Photographs by Chris Pryor

Response by John Dennison for PhotoForum, 08 November 2019

Visible & Invisible: Four Contemplations


Born in Auckland, New Zealand in 1975, Chris Pryor began his adult life studying electronic engineering at the University of Auckland, a course that soon gave way to still photography and film projects. As a cinematographer, Chris filmed a wide variety of documentaries for television and short dramatic films and collaborated on many moving-image art projects before making his directorial debut in How Far is Heaven.

Centring on the life of the Sisters of Compassion at Hiruharama (Jerusalem), on the Whanganui River, How Far is Heaven follows Sister Margaret Mary as she learns to live alongside the local community, including its children, whose humour and unique philosophies transcend the harsher realities of life. Both How Far is Heaven (2012) and the 2015 feature documentary The Ground We Won screened to considerable acclaim in New Zealand and abroad. Chris and partner Miriam Smith were the recipients of the 2017 Harriet Friedlander New York Residency, which afforded Chris the opportunity to rekindle his photography practice.

The photo series T has arisen from trips back to Hiruharama, following this New York sojourn.
Central to Chris’s work is a concern with the way in which a sense of profound connection to the land is made difficult by the impact of colonization, opening up for Pakeha—as largely the beneficiaries of colonization—an ambiguous groundlessness. Another recurrent concern is his fascination with the tensions of late modernity; to adopt philosopher Charles Taylor’s schema, is the ‘frame’ of reality open or closed? [1] Is reality only material, is it more truly spiritual (where reality may be an illusion), or is it the world visible and invisible? With regards to both these concerns, photography has perhaps a useful pertinence, dealing directly and playfully with the ambiguities between the documentary and the acutely personal. It’s a helpfully unstable medium for the question ‘where is here?’

Slide show: Christopher Pryor, Untitled 1-8, from the series T, 2017-2019


Visible & Invisible: Four Contemplations

“For what they were not told, they will see,
and what they have not heard, they will understand”.

**Task list**
A. In the piece on Chris Pryor's photographs, could you change "cinematographer" to "camera operator" in the passage from "Born in Auckland, New" up to and including "Far is Heaven." and give that passage again?
B. Could you recast the lines of the listing from the line with "svg-text:SR: SR (235, 449, 260, 469)" up to and including the line with "term-yellow: 黄 (900, 710, 1060, 760)" as a numbered list, leaving out blank lines?

**Provided entries**
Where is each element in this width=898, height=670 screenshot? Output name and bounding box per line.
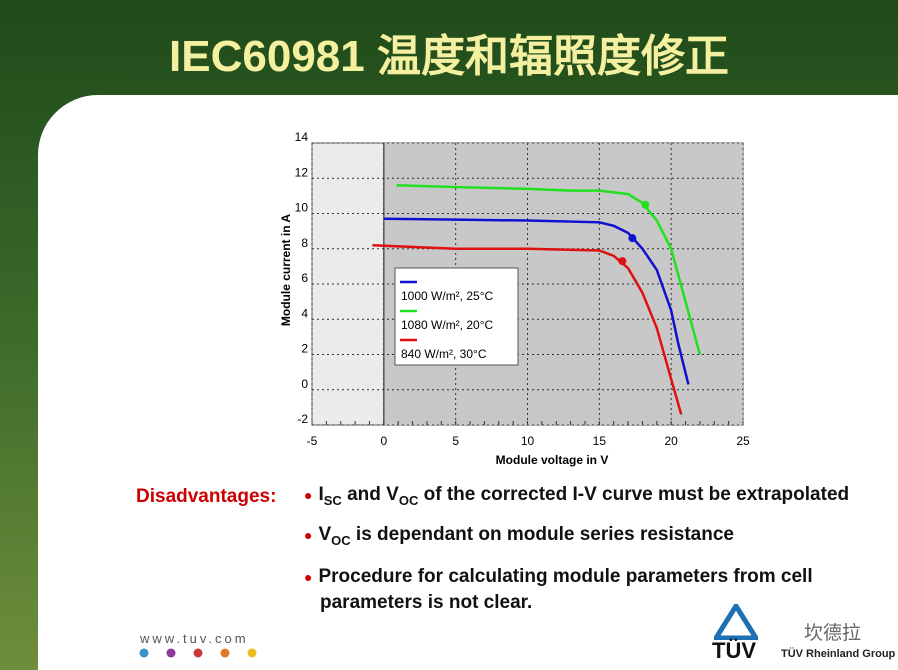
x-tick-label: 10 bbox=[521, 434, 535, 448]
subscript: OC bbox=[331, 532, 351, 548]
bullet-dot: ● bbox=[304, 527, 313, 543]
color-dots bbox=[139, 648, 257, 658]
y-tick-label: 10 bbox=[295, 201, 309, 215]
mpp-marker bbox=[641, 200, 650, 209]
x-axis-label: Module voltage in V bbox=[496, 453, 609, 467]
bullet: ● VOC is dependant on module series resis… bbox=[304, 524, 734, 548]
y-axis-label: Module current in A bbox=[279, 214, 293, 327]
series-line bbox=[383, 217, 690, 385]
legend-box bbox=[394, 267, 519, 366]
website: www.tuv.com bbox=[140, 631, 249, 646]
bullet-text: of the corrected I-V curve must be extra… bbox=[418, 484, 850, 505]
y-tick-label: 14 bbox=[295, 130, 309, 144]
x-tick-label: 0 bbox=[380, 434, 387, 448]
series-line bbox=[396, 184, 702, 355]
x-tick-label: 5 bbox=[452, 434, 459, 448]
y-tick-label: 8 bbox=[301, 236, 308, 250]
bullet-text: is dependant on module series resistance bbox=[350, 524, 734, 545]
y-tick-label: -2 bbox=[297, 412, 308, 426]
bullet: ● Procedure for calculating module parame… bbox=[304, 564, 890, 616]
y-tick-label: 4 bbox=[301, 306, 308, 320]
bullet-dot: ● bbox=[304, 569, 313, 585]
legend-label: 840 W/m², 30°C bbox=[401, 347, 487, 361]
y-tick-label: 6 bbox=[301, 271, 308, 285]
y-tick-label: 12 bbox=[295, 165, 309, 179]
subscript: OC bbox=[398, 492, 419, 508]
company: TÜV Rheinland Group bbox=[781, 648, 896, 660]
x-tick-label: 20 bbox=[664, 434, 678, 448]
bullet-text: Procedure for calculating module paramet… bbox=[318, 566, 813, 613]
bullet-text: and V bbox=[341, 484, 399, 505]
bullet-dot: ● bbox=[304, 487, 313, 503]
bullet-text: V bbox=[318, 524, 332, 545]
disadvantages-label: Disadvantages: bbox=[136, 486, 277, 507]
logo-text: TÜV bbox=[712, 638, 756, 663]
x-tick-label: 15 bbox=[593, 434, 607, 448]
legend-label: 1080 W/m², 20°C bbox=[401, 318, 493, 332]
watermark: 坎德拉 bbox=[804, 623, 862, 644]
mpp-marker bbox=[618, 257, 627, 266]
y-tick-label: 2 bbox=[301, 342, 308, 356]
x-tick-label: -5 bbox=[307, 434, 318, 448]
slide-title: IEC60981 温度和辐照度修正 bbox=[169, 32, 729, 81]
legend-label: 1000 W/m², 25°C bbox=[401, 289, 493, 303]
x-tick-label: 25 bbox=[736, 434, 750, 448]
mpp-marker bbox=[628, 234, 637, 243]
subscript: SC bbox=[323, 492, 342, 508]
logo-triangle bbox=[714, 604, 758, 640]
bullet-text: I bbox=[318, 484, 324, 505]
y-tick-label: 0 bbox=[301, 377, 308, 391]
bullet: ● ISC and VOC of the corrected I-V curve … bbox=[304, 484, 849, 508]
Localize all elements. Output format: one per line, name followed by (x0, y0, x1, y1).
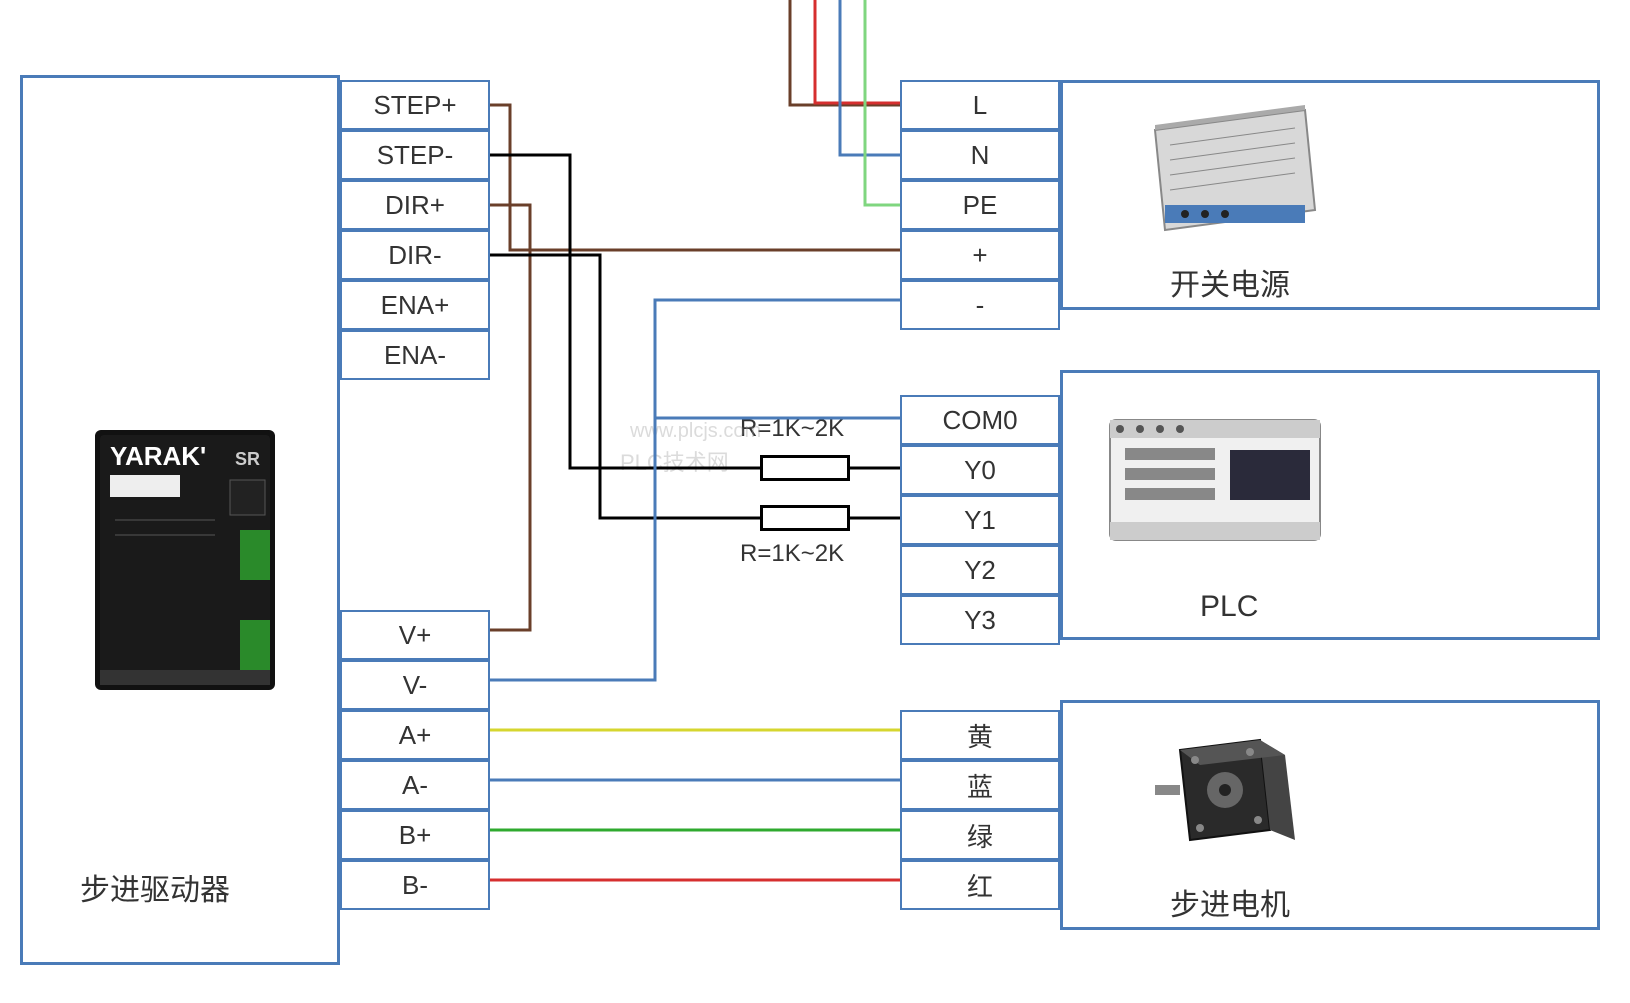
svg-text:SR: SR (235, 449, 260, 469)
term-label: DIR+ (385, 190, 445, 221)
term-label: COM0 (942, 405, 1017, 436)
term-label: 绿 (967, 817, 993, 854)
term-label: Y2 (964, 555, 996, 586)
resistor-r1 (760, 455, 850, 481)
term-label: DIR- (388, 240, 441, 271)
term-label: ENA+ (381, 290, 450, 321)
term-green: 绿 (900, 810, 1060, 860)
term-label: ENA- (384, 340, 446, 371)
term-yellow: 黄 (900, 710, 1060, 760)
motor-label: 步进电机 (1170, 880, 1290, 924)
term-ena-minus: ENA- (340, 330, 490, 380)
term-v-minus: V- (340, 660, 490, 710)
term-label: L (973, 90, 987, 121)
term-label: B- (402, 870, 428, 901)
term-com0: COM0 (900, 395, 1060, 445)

**Results of the exercise**
A.
Born in Auckland, New Zealand in 1975, Chris Pryor began his adult life studying electronic engineering at the University of Auckland, a course that soon gave way to still photography and film projects. As a camera operator, Chris filmed a wide variety of documentaries for television and short dramatic films and collaborated on many moving-image art projects before making his directorial debut in How Far is Heaven.

B.
1. svg-text:SR: SR (235, 449, 260, 469)
2. term-label: DIR+ (385, 190, 445, 221)
3. term-label: COM0 (942, 405, 1017, 436)
4. term-label: 绿 (967, 817, 993, 854)
5. term-label: Y2 (964, 555, 996, 586)
6. resistor-r1 (760, 455, 850, 481)
7. term-label: DIR- (388, 240, 441, 271)
8. term-label: ENA+ (381, 290, 450, 321)
9. term-green: 绿 (900, 810, 1060, 860)
10. term-label: ENA- (384, 340, 446, 371)
11. term-yellow: 黄 (900, 710, 1060, 760)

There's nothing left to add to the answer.